## WHAT YOU ARE ASKED TO DO
Give only the number of lines in the records that include the string "يقول".

[Stored items]
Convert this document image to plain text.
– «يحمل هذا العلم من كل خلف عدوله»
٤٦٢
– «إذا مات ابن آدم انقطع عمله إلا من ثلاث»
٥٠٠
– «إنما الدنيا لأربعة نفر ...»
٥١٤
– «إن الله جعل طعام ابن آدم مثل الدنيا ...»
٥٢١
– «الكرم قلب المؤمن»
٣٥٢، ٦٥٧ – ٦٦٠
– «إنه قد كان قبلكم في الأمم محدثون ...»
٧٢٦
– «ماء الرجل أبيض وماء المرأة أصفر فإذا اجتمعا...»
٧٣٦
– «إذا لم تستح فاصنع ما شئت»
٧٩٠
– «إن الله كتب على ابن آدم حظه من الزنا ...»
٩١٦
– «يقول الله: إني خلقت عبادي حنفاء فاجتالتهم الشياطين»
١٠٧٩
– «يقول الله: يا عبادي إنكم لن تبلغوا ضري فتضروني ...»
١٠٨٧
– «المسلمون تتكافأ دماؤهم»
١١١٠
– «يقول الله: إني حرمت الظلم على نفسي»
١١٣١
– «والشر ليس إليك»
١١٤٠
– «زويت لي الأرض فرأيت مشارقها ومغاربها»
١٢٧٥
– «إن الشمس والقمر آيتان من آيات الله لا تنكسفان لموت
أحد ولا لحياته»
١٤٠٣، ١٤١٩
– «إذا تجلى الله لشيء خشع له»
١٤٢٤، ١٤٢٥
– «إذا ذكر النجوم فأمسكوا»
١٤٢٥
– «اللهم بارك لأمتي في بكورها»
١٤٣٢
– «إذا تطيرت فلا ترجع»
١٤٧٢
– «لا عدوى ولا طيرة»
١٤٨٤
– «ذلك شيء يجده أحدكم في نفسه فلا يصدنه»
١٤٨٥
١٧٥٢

--

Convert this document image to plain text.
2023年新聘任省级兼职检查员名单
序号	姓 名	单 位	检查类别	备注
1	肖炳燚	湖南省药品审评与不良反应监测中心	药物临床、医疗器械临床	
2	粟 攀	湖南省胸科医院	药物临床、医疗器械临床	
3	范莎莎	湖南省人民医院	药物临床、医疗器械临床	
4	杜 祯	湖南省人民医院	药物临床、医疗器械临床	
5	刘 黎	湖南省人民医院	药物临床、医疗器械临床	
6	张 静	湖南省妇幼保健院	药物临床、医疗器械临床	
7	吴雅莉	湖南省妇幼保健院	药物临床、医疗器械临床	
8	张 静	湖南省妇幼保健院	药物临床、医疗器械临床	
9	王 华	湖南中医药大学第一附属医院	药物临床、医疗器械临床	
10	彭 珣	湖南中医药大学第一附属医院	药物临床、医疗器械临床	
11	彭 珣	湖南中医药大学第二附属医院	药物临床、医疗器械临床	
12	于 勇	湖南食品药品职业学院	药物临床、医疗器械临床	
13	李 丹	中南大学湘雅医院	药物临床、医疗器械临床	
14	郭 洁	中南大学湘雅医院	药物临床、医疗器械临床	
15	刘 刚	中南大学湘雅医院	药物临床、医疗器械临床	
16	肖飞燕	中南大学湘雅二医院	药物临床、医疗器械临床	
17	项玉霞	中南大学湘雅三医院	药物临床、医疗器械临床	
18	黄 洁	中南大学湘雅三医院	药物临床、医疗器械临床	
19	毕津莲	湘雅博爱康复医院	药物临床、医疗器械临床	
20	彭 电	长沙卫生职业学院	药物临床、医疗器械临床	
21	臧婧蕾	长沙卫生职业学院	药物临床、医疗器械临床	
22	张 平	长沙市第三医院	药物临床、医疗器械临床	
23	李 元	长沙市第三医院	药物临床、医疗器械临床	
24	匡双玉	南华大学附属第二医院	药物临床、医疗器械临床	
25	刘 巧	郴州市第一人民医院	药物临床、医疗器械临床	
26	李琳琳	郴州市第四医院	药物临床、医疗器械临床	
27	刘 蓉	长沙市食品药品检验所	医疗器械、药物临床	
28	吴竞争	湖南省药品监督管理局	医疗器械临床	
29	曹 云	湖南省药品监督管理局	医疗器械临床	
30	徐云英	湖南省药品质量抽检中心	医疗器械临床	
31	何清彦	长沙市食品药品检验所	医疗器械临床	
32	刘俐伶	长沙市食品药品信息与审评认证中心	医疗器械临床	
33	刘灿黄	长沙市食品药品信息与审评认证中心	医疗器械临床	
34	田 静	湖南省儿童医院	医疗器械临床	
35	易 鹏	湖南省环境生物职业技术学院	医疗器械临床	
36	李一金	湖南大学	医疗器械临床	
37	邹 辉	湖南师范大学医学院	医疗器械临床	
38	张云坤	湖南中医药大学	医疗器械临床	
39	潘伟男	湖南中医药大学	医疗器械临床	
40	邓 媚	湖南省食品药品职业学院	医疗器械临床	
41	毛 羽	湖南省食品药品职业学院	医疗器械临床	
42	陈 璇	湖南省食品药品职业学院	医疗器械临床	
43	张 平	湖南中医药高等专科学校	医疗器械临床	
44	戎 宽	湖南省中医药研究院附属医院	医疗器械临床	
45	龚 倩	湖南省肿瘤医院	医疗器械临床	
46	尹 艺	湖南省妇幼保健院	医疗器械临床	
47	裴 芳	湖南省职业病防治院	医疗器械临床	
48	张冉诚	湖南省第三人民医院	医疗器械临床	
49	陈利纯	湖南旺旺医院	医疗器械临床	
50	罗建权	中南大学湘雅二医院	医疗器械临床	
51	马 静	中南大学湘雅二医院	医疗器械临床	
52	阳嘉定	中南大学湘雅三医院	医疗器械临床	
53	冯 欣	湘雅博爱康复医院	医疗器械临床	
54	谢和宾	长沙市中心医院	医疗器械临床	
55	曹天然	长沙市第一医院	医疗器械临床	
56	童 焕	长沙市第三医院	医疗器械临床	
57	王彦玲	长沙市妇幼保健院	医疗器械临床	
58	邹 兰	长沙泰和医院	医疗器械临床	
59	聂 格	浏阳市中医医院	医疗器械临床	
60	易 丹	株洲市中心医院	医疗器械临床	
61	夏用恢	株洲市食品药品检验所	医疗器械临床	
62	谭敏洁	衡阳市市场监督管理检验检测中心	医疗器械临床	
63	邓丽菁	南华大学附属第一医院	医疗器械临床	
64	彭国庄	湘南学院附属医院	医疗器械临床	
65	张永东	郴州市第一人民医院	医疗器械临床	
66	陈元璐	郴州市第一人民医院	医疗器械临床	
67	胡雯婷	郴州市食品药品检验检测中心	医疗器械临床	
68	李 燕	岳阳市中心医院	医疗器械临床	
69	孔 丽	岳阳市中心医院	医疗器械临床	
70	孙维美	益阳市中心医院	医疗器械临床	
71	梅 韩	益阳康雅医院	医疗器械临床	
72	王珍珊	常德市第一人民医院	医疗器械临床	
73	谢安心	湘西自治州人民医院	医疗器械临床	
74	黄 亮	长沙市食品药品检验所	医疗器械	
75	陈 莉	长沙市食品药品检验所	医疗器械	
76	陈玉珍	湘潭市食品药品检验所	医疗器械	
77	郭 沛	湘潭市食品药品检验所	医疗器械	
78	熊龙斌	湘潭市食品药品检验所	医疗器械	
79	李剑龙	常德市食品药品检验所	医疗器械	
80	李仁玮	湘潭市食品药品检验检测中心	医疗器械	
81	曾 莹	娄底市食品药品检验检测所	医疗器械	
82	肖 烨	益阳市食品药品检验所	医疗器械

## EXERCISE RESULT
3